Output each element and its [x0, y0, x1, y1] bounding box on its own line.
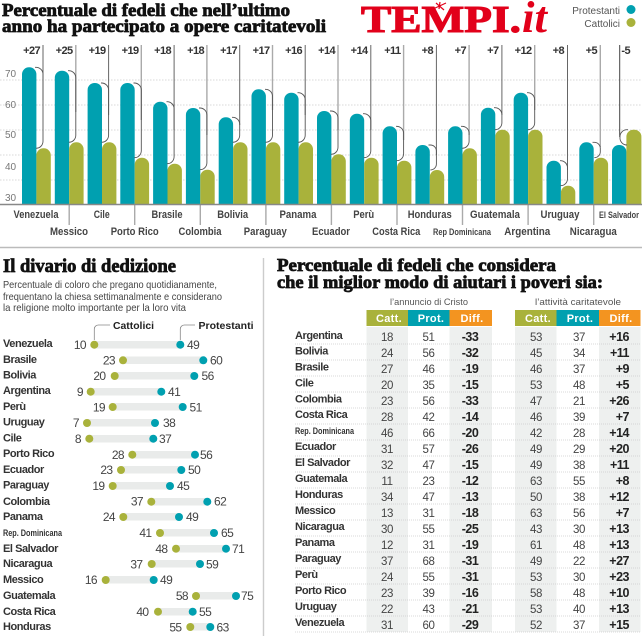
difference labels: +25 [56, 45, 73, 57]
dumbbell chart: Rep. Dominicana [3, 528, 63, 538]
table rows: Perù [295, 569, 318, 581]
dumbbell chart: 58 [176, 589, 189, 603]
dumbbell chart: Porto Rico [3, 448, 55, 460]
table rows: 22 [381, 604, 393, 616]
dumbbell chart: Nicaragua [3, 558, 53, 570]
table rows: +7 [616, 410, 630, 424]
table rows: Costa Rica [295, 409, 349, 421]
table rows: -31 [462, 570, 479, 584]
dumbbell chart: 71 [232, 542, 245, 556]
table rows: 48 [573, 588, 585, 600]
table rows: -33 [462, 394, 479, 408]
table rows: +15 [609, 618, 630, 632]
description: Percentuale di coloro che pregano quotidianamente, [3, 279, 217, 291]
legend: Protestanti [572, 6, 620, 17]
table rows: -15 [462, 378, 479, 392]
table rows: 57 [422, 444, 434, 456]
table rows: Guatemala [295, 473, 349, 485]
country labels: Bolivia [217, 209, 249, 221]
series labels: Protestanti [198, 320, 254, 332]
table subheads [390, 297, 621, 308]
series labels [94, 320, 254, 340]
table rows: -20 [462, 426, 479, 440]
heading: Il divario di dedizione [3, 257, 176, 277]
table rows [295, 330, 630, 632]
country labels: Uruguay [540, 209, 580, 221]
difference labels: +8 [553, 45, 564, 57]
dumbbell chart [3, 338, 254, 634]
table rows: 52 [530, 620, 542, 632]
dumbbell chart: 23 [100, 463, 113, 477]
difference labels: +16 [285, 45, 302, 57]
dumbbell chart: 49 [160, 573, 173, 587]
logo: Tempi.it [361, 0, 549, 42]
gap brackets [35, 67, 628, 186]
dumbbell chart: 56 [200, 448, 213, 462]
table rows: 40 [573, 604, 585, 616]
table rows: 30 [573, 524, 585, 536]
table rows: 53 [530, 604, 542, 616]
table rows: -31 [462, 554, 479, 568]
dumbbell chart: 20 [93, 369, 106, 383]
y axis and grid: 40 [5, 162, 17, 173]
table rows: 37 [381, 556, 393, 568]
difference labels: +18 [154, 45, 171, 57]
dumbbell chart: Messico [3, 574, 44, 586]
dumbbell chart: Ecuador [3, 464, 45, 476]
table rows: Colombia [295, 394, 343, 406]
table rows: 37 [573, 620, 585, 632]
table rows: 42 [530, 428, 542, 440]
baseline [0, 204, 642, 206]
dumbbell chart: 9 [77, 385, 84, 399]
table rows: 37 [573, 332, 585, 344]
table rows: 56 [422, 396, 434, 408]
bars [22, 67, 642, 204]
bar chart: participation in charitable works [0, 45, 642, 238]
table rows: Brasile [295, 362, 329, 374]
table rows: 46 [530, 412, 542, 424]
series labels: Cattolici [113, 320, 154, 332]
table rows: -18 [462, 506, 479, 520]
table rows: +8 [616, 474, 630, 488]
dumbbell chart: 19 [93, 400, 106, 414]
table rows: 23 [381, 588, 393, 600]
dumbbell chart: Venezuela [3, 338, 53, 350]
dumbbell chart: 37 [130, 558, 143, 572]
difference labels: +14 [318, 45, 336, 57]
table rows: 23 [381, 396, 393, 408]
dumbbell chart: 37 [159, 432, 172, 446]
dumbbell chart: Honduras [3, 621, 51, 633]
dumbbell chart: 19 [92, 479, 105, 493]
table rows: Paraguay [295, 553, 342, 565]
table header: Catt. [376, 313, 402, 325]
table rows: 31 [381, 444, 393, 456]
table rows: 47 [530, 396, 542, 408]
table rows: +26 [609, 394, 630, 408]
difference labels: +7 [455, 45, 466, 57]
table rows: +14 [609, 426, 630, 440]
table rows: -26 [462, 442, 479, 456]
table rows: -25 [462, 522, 479, 536]
table rows: 11 [381, 476, 393, 488]
table rows: 18 [381, 332, 393, 344]
table rows: 35 [422, 380, 434, 392]
table rows: +5 [616, 378, 630, 392]
table rows: Honduras [295, 489, 343, 501]
table subheads: l’annuncio di Cristo [390, 297, 468, 308]
dumbbell chart: 7 [73, 416, 80, 430]
table subheads: l’attività caritatevole [535, 297, 621, 308]
table rows: 22 [573, 556, 585, 568]
table rows: +9 [616, 362, 630, 376]
difference labels: +11 [384, 45, 401, 57]
table rows: -29 [462, 618, 479, 632]
difference labels: +17 [220, 45, 237, 57]
table rows: 50 [530, 492, 542, 504]
table rows: 43 [422, 604, 434, 616]
table rows: +13 [609, 538, 630, 552]
table rows: 20 [381, 380, 393, 392]
difference labels: +12 [515, 45, 532, 57]
table rows: 32 [381, 460, 393, 472]
row separators [295, 344, 640, 632]
table rows: 61 [530, 540, 542, 552]
dumbbell chart: Guatemala [3, 590, 57, 602]
table rows: -15 [462, 458, 479, 472]
dumbbell chart: 60 [210, 354, 223, 368]
table rows: 34 [381, 492, 394, 504]
description: la religione molto importante per la loro vita [3, 302, 186, 314]
dumbbell chart: Brasile [3, 354, 37, 366]
difference labels: +27 [23, 45, 40, 57]
table rows: 63 [530, 508, 542, 520]
table rows: 51 [422, 332, 434, 344]
dumbbell chart: Bolivia [3, 370, 37, 382]
table rows: 13 [381, 508, 393, 520]
table rows: 46 [381, 428, 393, 440]
table rows: Uruguay [295, 601, 338, 613]
difference labels: +18 [187, 45, 204, 57]
table rows: 46 [422, 364, 434, 376]
title: Percentuale di fedeli che nell’ultimo [2, 0, 290, 20]
dumbbell chart: 51 [190, 400, 203, 414]
table rows: Ecuador [295, 441, 337, 453]
table rows: +7 [616, 506, 630, 520]
country labels: Colombia [178, 226, 222, 238]
table rows: 34 [573, 348, 586, 360]
dumbbell chart: 16 [85, 573, 98, 587]
logo: Tempi.it: TEMPI. [361, 0, 521, 41]
dumbbell chart: Colombia [3, 496, 51, 508]
dumbbell chart: 49 [187, 338, 200, 352]
table rows: -21 [462, 602, 479, 616]
table rows: Bolivia [295, 346, 329, 358]
table rows: 38 [573, 492, 585, 504]
table rows: Nicaragua [295, 521, 345, 533]
dumbbell chart: 48 [155, 542, 168, 556]
table rows: -33 [462, 330, 479, 344]
dumbbell chart: Panama [3, 511, 44, 523]
table rows: Porto Rico [295, 585, 347, 597]
table rows: 47 [422, 460, 434, 472]
table rows: 12 [381, 540, 393, 552]
country labels [14, 209, 639, 238]
table rows: 46 [530, 364, 542, 376]
dumbbell chart: 24 [103, 510, 116, 524]
table rows: 23 [422, 476, 434, 488]
table rows: 56 [573, 508, 585, 520]
table rows: -13 [462, 490, 479, 504]
table rows: 24 [381, 572, 394, 584]
table header [366, 310, 640, 326]
table rows: +27 [609, 554, 630, 568]
country labels: Nicaragua [570, 226, 618, 238]
dumbbell chart: 62 [214, 494, 227, 508]
table rows: +12 [609, 490, 630, 504]
table rows: 27 [381, 364, 393, 376]
table rows: Cile [295, 378, 314, 390]
country labels: Paraguay [244, 226, 288, 238]
table rows: 28 [381, 412, 393, 424]
dumbbell chart: 56 [202, 369, 215, 383]
dumbbell chart: Costa Rica [3, 606, 57, 618]
heading: che il miglior modo di aiutari i poveri sia: [277, 272, 603, 292]
table rows: 42 [422, 412, 434, 424]
description: frequentano la chiesa settimanalmente e considerano [3, 291, 222, 303]
country labels: Venezuela [14, 209, 59, 221]
table header: Diff. [461, 313, 483, 325]
table rows: 49 [530, 556, 542, 568]
country labels: Porto Rico [111, 226, 159, 238]
country labels: Ecuador [312, 226, 351, 238]
dumbbell chart: 63 [216, 620, 230, 634]
dumbbell chart: 65 [221, 526, 234, 540]
dumbbell chart: 8 [75, 432, 82, 446]
title: anno ha partecipato a opere caritatevoli [2, 16, 326, 36]
y axis and grid: 50 [5, 130, 17, 141]
dumbbell chart: 49 [186, 510, 199, 524]
country labels: Guatemala [470, 209, 521, 221]
table rows: -16 [462, 586, 479, 600]
table rows: +20 [609, 442, 630, 456]
dumbbell chart: Argentina [3, 385, 52, 397]
table rows: Panama [295, 537, 336, 549]
table rows: 29 [573, 444, 585, 456]
difference labels: +14 [351, 45, 369, 57]
table header: Catt. [525, 313, 551, 325]
table rows: +16 [609, 330, 630, 344]
table rows: 31 [422, 540, 434, 552]
title [2, 0, 326, 36]
dumbbell chart: 10 [74, 338, 87, 352]
table rows: 68 [422, 556, 434, 568]
table rows: 53 [530, 332, 542, 344]
country labels: Costa Rica [372, 226, 421, 238]
table rows: 49 [530, 444, 542, 456]
country labels: Argentina [504, 226, 551, 238]
legend: Cattolici [584, 19, 620, 30]
table rows: -32 [462, 346, 479, 360]
table rows: +13 [609, 602, 630, 616]
panel: migliore modo di aiutare i poveri [277, 255, 640, 632]
y axis and grid: 30 [5, 193, 17, 204]
table rows: 37 [573, 364, 585, 376]
country labels: Cile [94, 209, 110, 221]
table rows: 55 [573, 476, 585, 488]
table rows: 53 [530, 380, 542, 392]
table rows: Messico [295, 505, 336, 517]
y axis and grid: 60 [5, 100, 17, 111]
dumbbell chart: 55 [169, 620, 182, 634]
table rows: Venezuela [295, 617, 345, 629]
table rows: El Salvador [295, 457, 351, 469]
description [3, 279, 222, 314]
table rows: 55 [422, 524, 434, 536]
table rows: -19 [462, 362, 479, 376]
dumbbell chart: 40 [136, 605, 149, 619]
dumbbell chart: 38 [163, 416, 176, 430]
dumbbell chart: 45 [177, 479, 190, 493]
dumbbell chart: 37 [131, 494, 144, 508]
dumbbell chart: 59 [206, 558, 219, 572]
dumbbell chart: Paraguay [3, 480, 50, 492]
table rows: Argentina [295, 330, 344, 342]
dumbbell chart: 50 [188, 463, 201, 477]
table rows: Rep. Dominicana [295, 426, 355, 436]
table rows: 39 [422, 588, 434, 600]
dumbbell chart: Cile [3, 432, 22, 444]
dumbbell chart: 55 [199, 605, 212, 619]
table rows: 31 [422, 508, 434, 520]
table rows: 45 [530, 348, 542, 360]
country labels: Brasile [152, 209, 182, 221]
dumbbell chart: 75 [241, 589, 254, 603]
table header: Prot. [418, 313, 444, 325]
legend [572, 5, 636, 30]
table rows: -12 [462, 474, 479, 488]
dumbbell chart: 28 [112, 448, 125, 462]
table rows: 53 [530, 572, 542, 584]
country labels: Messico [50, 226, 88, 238]
difference labels: +8 [422, 45, 433, 57]
difference labels [23, 45, 630, 57]
table rows: 21 [573, 396, 585, 408]
table rows: +11 [610, 346, 630, 360]
table rows: 30 [573, 572, 585, 584]
table rows: +11 [610, 458, 630, 472]
dumbbell chart: Perù [3, 401, 26, 413]
country labels: Perù [353, 209, 374, 221]
dumbbell chart: El Salvador [3, 543, 59, 555]
table rows: +10 [609, 586, 630, 600]
table rows: 63 [530, 476, 542, 488]
y axis and grid [0, 69, 642, 204]
difference labels: +17 [253, 45, 270, 57]
panel: il divario di dedizione [3, 257, 254, 634]
table rows: -14 [462, 410, 479, 424]
country labels: Honduras [408, 209, 452, 221]
dumbbell chart: 23 [103, 354, 116, 368]
table header: Diff. [610, 313, 632, 325]
country labels: Panama [280, 209, 317, 221]
table rows: 28 [573, 428, 585, 440]
heading: Percentuale di fedeli che considera [277, 255, 556, 275]
table rows: 39 [573, 412, 585, 424]
column backgrounds [366, 327, 640, 632]
table rows: 43 [530, 524, 542, 536]
table rows: 30 [381, 524, 393, 536]
country labels: Rep Dominicana [433, 227, 492, 237]
table header: Prot. [567, 313, 593, 325]
table rows: 55 [422, 572, 434, 584]
table rows: 56 [422, 348, 434, 360]
dumbbell chart: Uruguay [3, 416, 46, 428]
table rows: 66 [422, 428, 434, 440]
table rows: 60 [422, 620, 434, 632]
table rows: 38 [573, 460, 585, 472]
dumbbell chart: 41 [168, 385, 181, 399]
y axis and grid: 70 [5, 69, 17, 80]
leader lines [43, 45, 620, 225]
difference labels: +7 [487, 45, 499, 57]
table rows: 58 [530, 588, 542, 600]
table rows: 48 [573, 380, 585, 392]
table rows: 48 [573, 540, 585, 552]
table rows: +23 [609, 570, 630, 584]
table rows: -19 [462, 538, 479, 552]
table rows: 49 [530, 460, 542, 472]
table rows: 47 [422, 492, 434, 504]
difference labels: +19 [122, 45, 139, 57]
table rows: 31 [381, 620, 393, 632]
table rows: 24 [381, 348, 394, 360]
heading [277, 255, 603, 292]
difference labels: -5 [621, 45, 630, 57]
dumbbell chart: 41 [139, 526, 152, 540]
difference labels: +5 [586, 45, 597, 57]
difference labels: +19 [89, 45, 106, 57]
table rows: +13 [609, 522, 630, 536]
# # # # #
* Objective:
Output the lines of the data between the line containing "difference labels: +25 [56, 45, 73, 57]" and the line containing "dumbbell chart: 49 [160, 573, 173, 587]", inclusive, as a Markdown table with the columns No. and Line, one row per line with its row number, leaving out blank lines.

* Written answer:
| No. | Line |
|---|---|
| 1 | difference labels: +25 [56, 45, 73, 57] |
| 2 | dumbbell chart: Rep. Dominicana [3, 528, 63, 538] |
| 3 | table rows: Perù [295, 569, 318, 581] |
| 4 | dumbbell chart: 58 [176, 589, 189, 603] |
| 5 | dumbbell chart: Porto Rico [3, 448, 55, 460] |
| 6 | table rows: 22 [381, 604, 393, 616] |
| 7 | dumbbell chart: Nicaragua [3, 558, 53, 570] |
| 8 | table rows: +7 [616, 410, 630, 424] |
| 9 | table rows: Costa Rica [295, 409, 349, 421] |
| 10 | table rows: -31 [462, 570, 479, 584] |
| 11 | dumbbell chart: 71 [232, 542, 245, 556] |
| 12 | table rows: 48 [573, 588, 585, 600] |
| 13 | table rows: -33 [462, 394, 479, 408] |
| 14 | table rows: +15 [609, 618, 630, 632] |
| 15 | description: Percentuale di coloro che pregano quotidianamente, [3, 279, 217, 291] |
| 16 | legend: Protestanti [572, 6, 620, 17] |
| 17 | table rows: -15 [462, 378, 479, 392] |
| 18 | table rows: 57 [422, 444, 434, 456] |
| 19 | table rows: Guatemala [295, 473, 349, 485] |
| 20 | country labels: Bolivia [217, 209, 249, 221] |
| 21 | series labels: Protestanti [198, 320, 254, 332] |
| 22 | table subheads [390, 297, 621, 308] |
| 23 | series labels [94, 320, 254, 340] |
| 24 | table rows: -20 [462, 426, 479, 440] |
| 25 | heading: Il divario di dedizione [3, 257, 176, 277] |
| 26 | table rows [295, 330, 630, 632] |
| 27 | country labels: Uruguay [540, 209, 580, 221] |
| 28 | difference labels: +8 [553, 45, 564, 57] |
| 29 | dumbbell chart [3, 338, 254, 634] |
| 30 | table rows: 52 [530, 620, 542, 632] |
| 31 | dumbbell chart: 23 [100, 463, 113, 477] |
| 32 | difference labels: +16 [285, 45, 302, 57] |
| 33 | dumbbell chart: 49 [160, 573, 173, 587] |